__TASK DETAILS__
Repeat the records in full and exactly, omitting pictures.

__RECORDS SHOWN__
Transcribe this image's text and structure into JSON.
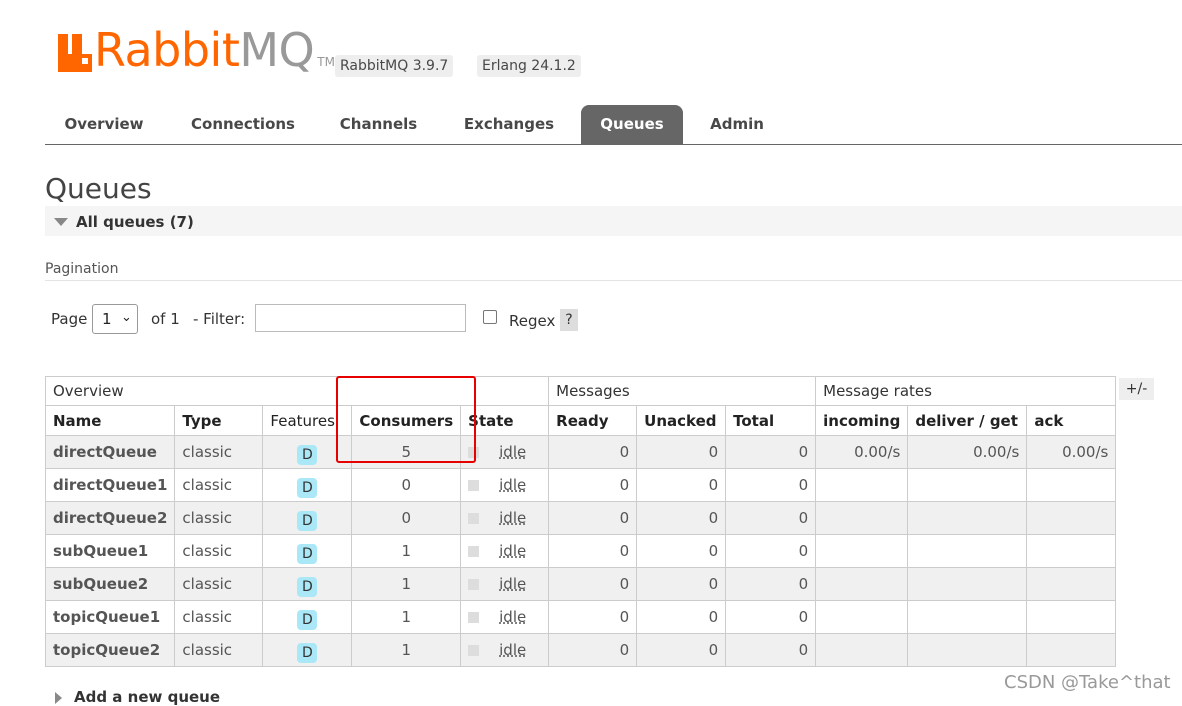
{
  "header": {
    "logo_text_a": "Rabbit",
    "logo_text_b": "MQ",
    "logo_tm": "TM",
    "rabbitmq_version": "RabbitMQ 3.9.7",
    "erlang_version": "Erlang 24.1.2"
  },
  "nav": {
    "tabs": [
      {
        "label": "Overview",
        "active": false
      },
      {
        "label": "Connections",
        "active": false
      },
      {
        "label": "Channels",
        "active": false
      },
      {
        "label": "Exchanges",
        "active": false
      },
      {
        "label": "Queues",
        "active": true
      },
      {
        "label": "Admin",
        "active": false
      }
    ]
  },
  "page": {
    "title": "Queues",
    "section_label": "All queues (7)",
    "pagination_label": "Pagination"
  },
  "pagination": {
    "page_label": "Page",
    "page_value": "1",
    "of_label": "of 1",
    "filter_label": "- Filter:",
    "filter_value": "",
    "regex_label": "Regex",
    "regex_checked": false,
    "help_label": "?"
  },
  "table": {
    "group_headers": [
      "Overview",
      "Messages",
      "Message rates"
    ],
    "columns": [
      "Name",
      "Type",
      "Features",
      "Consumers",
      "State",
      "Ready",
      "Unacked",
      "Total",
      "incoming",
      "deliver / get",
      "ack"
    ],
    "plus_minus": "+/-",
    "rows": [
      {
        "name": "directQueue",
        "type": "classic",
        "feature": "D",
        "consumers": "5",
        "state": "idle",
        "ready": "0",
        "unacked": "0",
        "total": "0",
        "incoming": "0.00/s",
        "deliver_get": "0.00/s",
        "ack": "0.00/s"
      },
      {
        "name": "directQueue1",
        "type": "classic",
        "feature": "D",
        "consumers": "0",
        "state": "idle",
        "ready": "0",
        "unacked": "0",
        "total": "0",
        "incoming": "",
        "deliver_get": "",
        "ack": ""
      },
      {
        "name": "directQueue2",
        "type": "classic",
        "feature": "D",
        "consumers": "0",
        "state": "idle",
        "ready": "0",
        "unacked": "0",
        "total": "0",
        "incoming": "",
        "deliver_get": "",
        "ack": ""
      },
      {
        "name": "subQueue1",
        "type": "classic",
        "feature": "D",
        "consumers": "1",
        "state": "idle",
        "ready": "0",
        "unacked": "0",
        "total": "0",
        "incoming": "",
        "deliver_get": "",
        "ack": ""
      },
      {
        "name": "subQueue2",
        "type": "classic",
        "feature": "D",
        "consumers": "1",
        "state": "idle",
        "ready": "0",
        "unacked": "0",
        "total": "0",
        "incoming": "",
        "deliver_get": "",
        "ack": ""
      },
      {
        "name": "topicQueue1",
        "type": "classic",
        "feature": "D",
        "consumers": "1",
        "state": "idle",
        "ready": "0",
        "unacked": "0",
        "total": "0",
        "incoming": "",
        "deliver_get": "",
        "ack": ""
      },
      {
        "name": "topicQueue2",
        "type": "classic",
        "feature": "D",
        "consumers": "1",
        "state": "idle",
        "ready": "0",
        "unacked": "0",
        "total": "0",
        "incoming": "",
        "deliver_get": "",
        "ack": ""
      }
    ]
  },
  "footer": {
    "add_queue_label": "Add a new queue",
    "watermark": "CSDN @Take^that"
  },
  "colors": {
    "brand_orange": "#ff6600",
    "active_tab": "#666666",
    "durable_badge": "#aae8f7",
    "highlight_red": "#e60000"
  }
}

__EXERCISE RESPONSE__
Transcribe this image's text and structure into JSON.
{
  "header": {
    "logo_text_a": "Rabbit",
    "logo_text_b": "MQ",
    "logo_tm": "TM",
    "rabbitmq_version": "RabbitMQ 3.9.7",
    "erlang_version": "Erlang 24.1.2"
  },
  "nav": {
    "tabs": [
      {
        "label": "Overview",
        "active": false
      },
      {
        "label": "Connections",
        "active": false
      },
      {
        "label": "Channels",
        "active": false
      },
      {
        "label": "Exchanges",
        "active": false
      },
      {
        "label": "Queues",
        "active": true
      },
      {
        "label": "Admin",
        "active": false
      }
    ]
  },
  "page": {
    "title": "Queues",
    "section_label": "All queues (7)",
    "pagination_label": "Pagination"
  },
  "pagination": {
    "page_label": "Page",
    "page_value": "1",
    "of_label": "of 1",
    "filter_label": "- Filter:",
    "filter_value": "",
    "regex_label": "Regex",
    "regex_checked": false,
    "help_label": "?"
  },
  "table": {
    "group_headers": [
      "Overview",
      "Messages",
      "Message rates"
    ],
    "columns": [
      "Name",
      "Type",
      "Features",
      "Consumers",
      "State",
      "Ready",
      "Unacked",
      "Total",
      "incoming",
      "deliver / get",
      "ack"
    ],
    "plus_minus": "+/-",
    "rows": [
      {
        "name": "directQueue",
        "type": "classic",
        "feature": "D",
        "consumers": "5",
        "state": "idle",
        "ready": "0",
        "unacked": "0",
        "total": "0",
        "incoming": "0.00/s",
        "deliver_get": "0.00/s",
        "ack": "0.00/s"
      },
      {
        "name": "directQueue1",
        "type": "classic",
        "feature": "D",
        "consumers": "0",
        "state": "idle",
        "ready": "0",
        "unacked": "0",
        "total": "0",
        "incoming": "",
        "deliver_get": "",
        "ack": ""
      },
      {
        "name": "directQueue2",
        "type": "classic",
        "feature": "D",
        "consumers": "0",
        "state": "idle",
        "ready": "0",
        "unacked": "0",
        "total": "0",
        "incoming": "",
        "deliver_get": "",
        "ack": ""
      },
      {
        "name": "subQueue1",
        "type": "classic",
        "feature": "D",
        "consumers": "1",
        "state": "idle",
        "ready": "0",
        "unacked": "0",
        "total": "0",
        "incoming": "",
        "deliver_get": "",
        "ack": ""
      },
      {
        "name": "subQueue2",
        "type": "classic",
        "feature": "D",
        "consumers": "1",
        "state": "idle",
        "ready": "0",
        "unacked": "0",
        "total": "0",
        "incoming": "",
        "deliver_get": "",
        "ack": ""
      },
      {
        "name": "topicQueue1",
        "type": "classic",
        "feature": "D",
        "consumers": "1",
        "state": "idle",
        "ready": "0",
        "unacked": "0",
        "total": "0",
        "incoming": "",
        "deliver_get": "",
        "ack": ""
      },
      {
        "name": "topicQueue2",
        "type": "classic",
        "feature": "D",
        "consumers": "1",
        "state": "idle",
        "ready": "0",
        "unacked": "0",
        "total": "0",
        "incoming": "",
        "deliver_get": "",
        "ack": ""
      }
    ]
  },
  "footer": {
    "add_queue_label": "Add a new queue",
    "watermark": "CSDN @Take^that"
  },
  "colors": {
    "brand_orange": "#ff6600",
    "active_tab": "#666666",
    "durable_badge": "#aae8f7",
    "highlight_red": "#e60000"
  }
}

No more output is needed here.